start EXTRACTED DATA
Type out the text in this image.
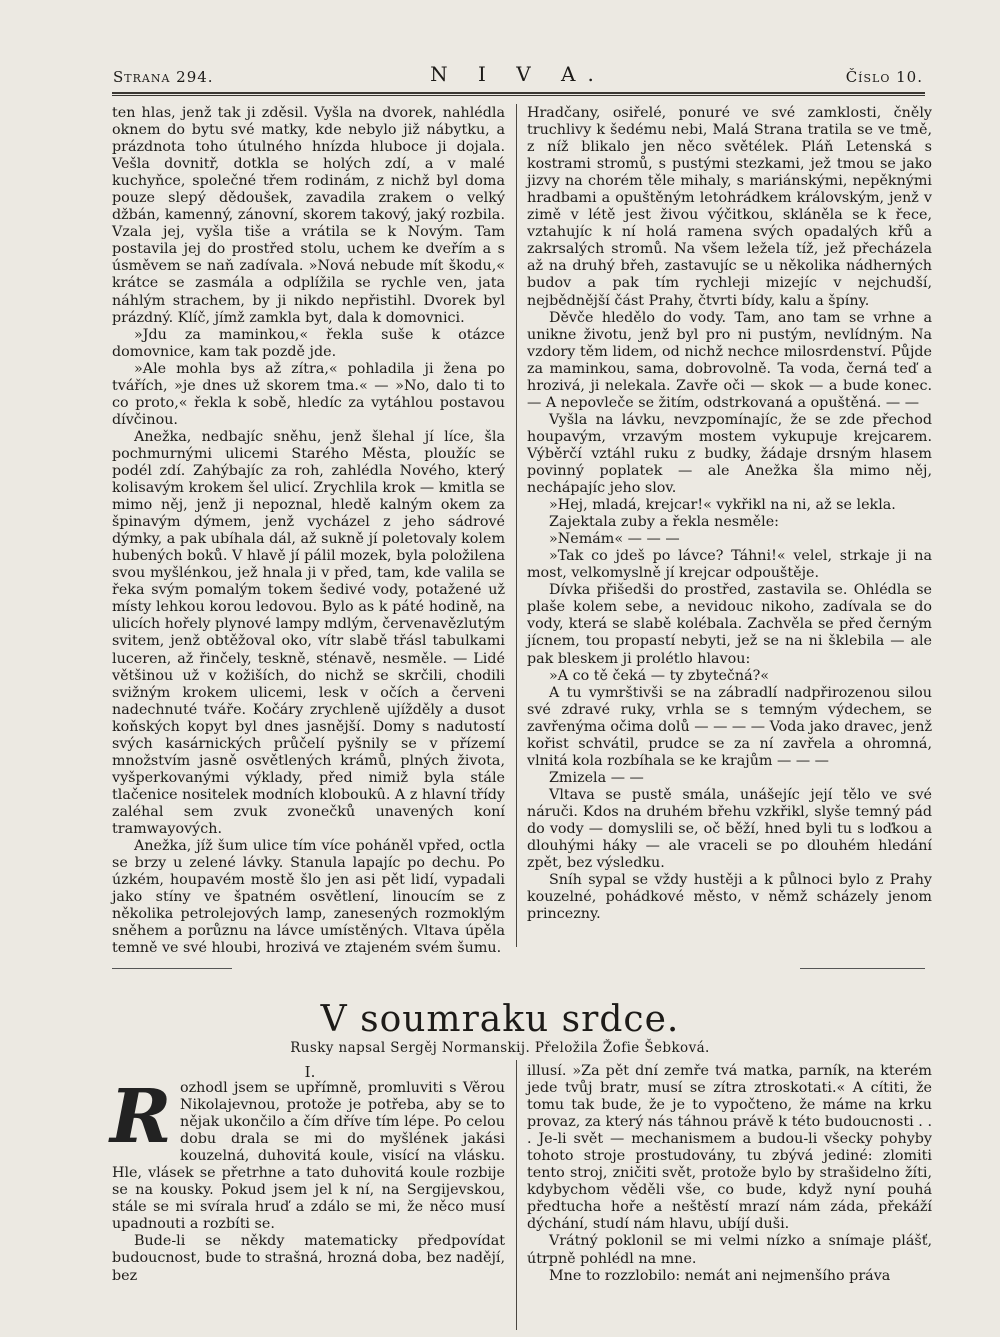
Strana 294.	N I V A.	Číslo 10.

ten hlas, jenž tak ji zděsil. Vyšla na dvorek, nahlédla oknem do bytu své matky, kde nebylo již nábytku, a prázdnota toho útulného hnízda hluboce ji dojala. Vešla dovnitř, dotkla se holých zdí, a v malé kuchyňce, společné třem rodinám, z nichž byl doma pouze slepý dědoušek, zavadila zrakem o velký džbán, kamenný, zánovní, skorem takový, jaký rozbila. Vzala jej, vyšla tiše a vrátila se k Novým. Tam postavila jej do prostřed stolu, uchem ke dveřím a s úsměvem se naň zadívala. »Nová nebude mít škodu,« krátce se zasmála a odplížila se rychle ven, jata náhlým strachem, by ji nikdo nepřistihl. Dvorek byl prázdný. Klíč, jímž zamkla byt, dala k domovnici.

»Jdu za maminkou,« řekla suše k otázce domovnice, kam tak pozdě jde.

»Ale mohla bys až zítra,« pohladila ji žena po tvářích, »je dnes už skorem tma.« — »No, dalo ti to co proto,« řekla k sobě, hledíc za vytáhlou postavou dívčinou.

Anežka, nedbajíc sněhu, jenž šlehal jí líce, šla pochmurnými ulicemi Starého Města, ploužíc se podél zdí. Zahýbajíc za roh, zahlédla Nového, který kolisavým krokem šel ulicí. Zrychlila krok — kmitla se mimo něj, jenž ji nepoznal, hledě kalným okem za špinavým dýmem, jenž vycházel z jeho sádrové dýmky, a pak ubíhala dál, až sukně jí poletovaly kolem hubených boků. V hlavě jí pálil mozek, byla položilena svou myšlénkou, jež hnala ji v před, tam, kde valila se řeka svým pomalým tokem šedivé vody, potažené už místy lehkou korou ledovou. Bylo as k páté hodině, na ulicích hořely plynové lampy mdlým, červenavězlutým svitem, jenž obtěžoval oko, vítr slabě třásl tabulkami luceren, až řinčely, teskně, sténavě, nesměle. — Lidé většinou už v kožiších, do nichž se skrčili, chodili svižným krokem ulicemi, lesk v očích a červeni nadechnuté tváře. Kočáry zrychleně ujížděly a dusot koňských kopyt byl dnes jasnější. Domy s nadutostí svých kasárnických průčelí pyšnily se v přízemí množstvím jasně osvětlených krámů, plných života, vyšperkovanými výklady, před nimiž byla stále tlačenice nositelek modních kloboukû. A z hlavní třídy zaléhal sem zvuk zvonečků unavených koní tramwayových.

Anežka, jíž šum ulice tím více poháněl vpřed, octla se brzy u zelené lávky. Stanula lapajíc po dechu. Po úzkém, houpavém mostě šlo jen asi pět lidí, vypadali jako stíny ve špatném osvětlení, linoucím se z několika petrolejových lamp, zanesených rozmoklým sněhem a porůznu na lávce umístěných. Vltava úpěla temně ve své hloubi, hrozivá ve ztajeném svém šumu.

Hradčany, osiřelé, ponuré ve své zamklosti, čněly truchlivy k šedému nebi, Malá Strana tratila se ve tmě, z níž blikalo jen něco světélek. Pláň Letenská s kostrami stromů, s pustými stezkami, jež tmou se jako jizvy na chorém těle mihaly, s mariánskými, nepěknými hradbami a opuštěným letohrádkem královským, jenž v zimě v létě jest živou výčitkou, skláněla se k řece, vztahujíc k ní holá ramena svých opadalých křů a zakrsalých stromů. Na všem ležela tíž, jež přecházela až na druhý břeh, zastavujíc se u několika nádherných budov a pak tím rychleji mizejíc v nejchudší, nejbědnější část Prahy, čtvrti bídy, kalu a špíny.

Děvče hledělo do vody. Tam, ano tam se vrhne a unikne životu, jenž byl pro ni pustým, nevlídným. Na vzdory těm lidem, od nichž nechce milosrdenství. Půjde za maminkou, sama, dobrovolně. Ta voda, černá teď a hrozivá, ji nelekala. Zavře oči — skok — a bude konec. — A nepovleče se žitím, odstrkovaná a opuštěná. — —

Vyšla na lávku, nevzpomínajíc, že se zde přechod houpavým, vrzavým mostem vykupuje krejcarem. Výběrčí vztáhl ruku z budky, žádaje drsným hlasem povinný poplatek — ale Anežka šla mimo něj, nechápajíc jeho slov.

»Hej, mladá, krejcar!« vykřikl na ni, až se lekla.

Zajektala zuby a řekla nesměle:

»Nemám« — — —

»Tak co jdeš po lávce? Táhni!« velel, strkaje ji na most, velkomyslně jí krejcar odpouštěje.

Dívka přišedši do prostřed, zastavila se. Ohlédla se plaše kolem sebe, a nevidouc nikoho, zadívala se do vody, která se slabě kolébala. Zachvěla se před černým jícnem, tou propastí nebyti, jež se na ni šklebila — ale pak bleskem ji prolétlo hlavou:

»A co tě čeká — ty zbytečná?«

A tu vymrštivši se na zábradlí nadpřirozenou silou své zdravé ruky, vrhla se s temným výdechem, se zavřenýma očima dolů — — — — Voda jako dravec, jenž kořist schvátil, prudce se za ní zavřela a ohromná, vlnitá kola rozbíhala se ke krajům — — —

Zmizela — —

Vltava se pustě smála, unášejíc její tělo ve své náruči. Kdos na druhém břehu vzkřikl, slyše temný pád do vody — domyslili se, oč běží, hned byli tu s loďkou a dlouhými háky — ale vraceli se po dlouhém hledání zpět, bez výsledku.

Sníh sypal se vždy hustěji a k půlnoci bylo z Prahy kouzelné, pohádkové město, v němž scházely jenom princezny.

V soumraku srdce.
Rusky napsal Sergěj Normanskij. Přeložila Žofie Šebková.
I.

R ozhodl jsem se upřímně, promluviti s Věrou Nikolajevnou, protože je potřeba, aby se to nějak ukončilo a čím dříve tím lépe. Po celou dobu drala se mi do myšlének jakási kouzelná, duhovitá koule, visící na vlásku. Hle, vlásek se přetrhne a tato duhovitá koule rozbije se na kousky. Pokud jsem jel k ní, na Sergijevskou, stále se mi svírala hruď a zdálo se mi, že něco musí upadnouti a rozbíti se.

Bude-li se někdy matematicky předpovídat budoucnost, bude to strašná, hrozná doba, bez nadějí, bez

illusí. »Za pět dní zemře tvá matka, parník, na kterém jede tvůj bratr, musí se zítra ztroskotati.« A cítiti, že tomu tak bude, že je to vypočteno, že máme na krku provaz, za který nás táhnou právě k této budoucnosti . . . Je-li svět — mechanismem a budou-li všecky pohyby tohoto stroje prostudovány, tu zbývá jediné: zlomiti tento stroj, zničiti svět, protože bylo by strašidelno žíti, kdybychom věděli vše, co bude, když nyní pouhá předtucha hoře a neštěstí mrazí nám záda, překáží dýchání, studí nám hlavu, ubíjí duši.

Vrátný poklonil se mi velmi nízko a snímaje plášť, útrpně pohlédl na mne.

Mne to rozzlobilo: nemát ani nejmenšího práva
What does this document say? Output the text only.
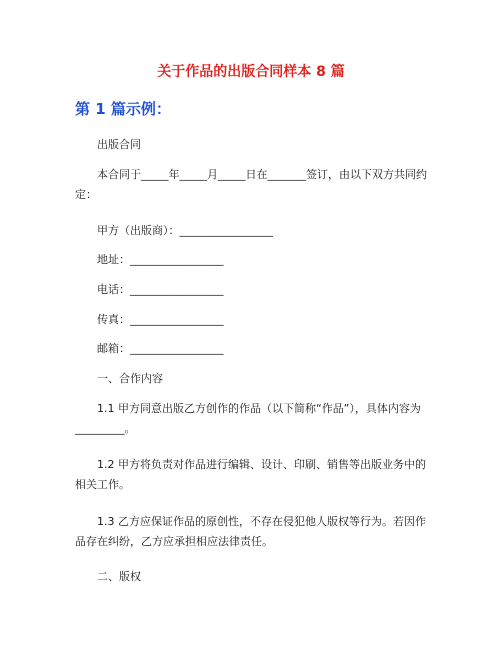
关于作品的出版合同样本 8 篇
第 1 篇示例：
出版合同
本合同于_____年_____月_____日在_______签订，由以下双方共同约定：
甲方（出版商）：_________________
地址：_________________
电话：_________________
传真：_________________
邮箱：_________________
一、合作内容
1.1 甲方同意出版乙方创作的作品（以下简称“作品”），具体内容为_________。
1.2 甲方将负责对作品进行编辑、设计、印刷、销售等出版业务中的相关工作。
1.3 乙方应保证作品的原创性，不存在侵犯他人版权等行为。若因作品存在纠纷，乙方应承担相应法律责任。
二、版权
end EXTRACTED DATA
## INSTRUCTIONS TO FOLLOW
All lines in the data that contain the word "zítra" should be copied.

## SOLUTION TO THIS TASK
»Ale mohla bys až zítra,« pohladila ji žena po tvářích, »je dnes už skorem tma.« — »No, dalo ti to co proto,« řekla k sobě, hledíc za vytáhlou postavou dívčinou.
illusí. »Za pět dní zemře tvá matka, parník, na kterém jede tvůj bratr, musí se zítra ztroskotati.« A cítiti, že tomu tak bude, že je to vypočteno, že máme na krku provaz, za který nás táhnou právě k této budoucnosti . . . Je-li svět — mechanismem a budou-li všecky pohyby tohoto stroje prostudovány, tu zbývá jediné: zlomiti tento stroj, zničiti svět, protože bylo by strašidelno žíti, kdybychom věděli vše, co bude, když nyní pouhá předtucha hoře a neštěstí mrazí nám záda, překáží dýchání, studí nám hlavu, ubíjí duši.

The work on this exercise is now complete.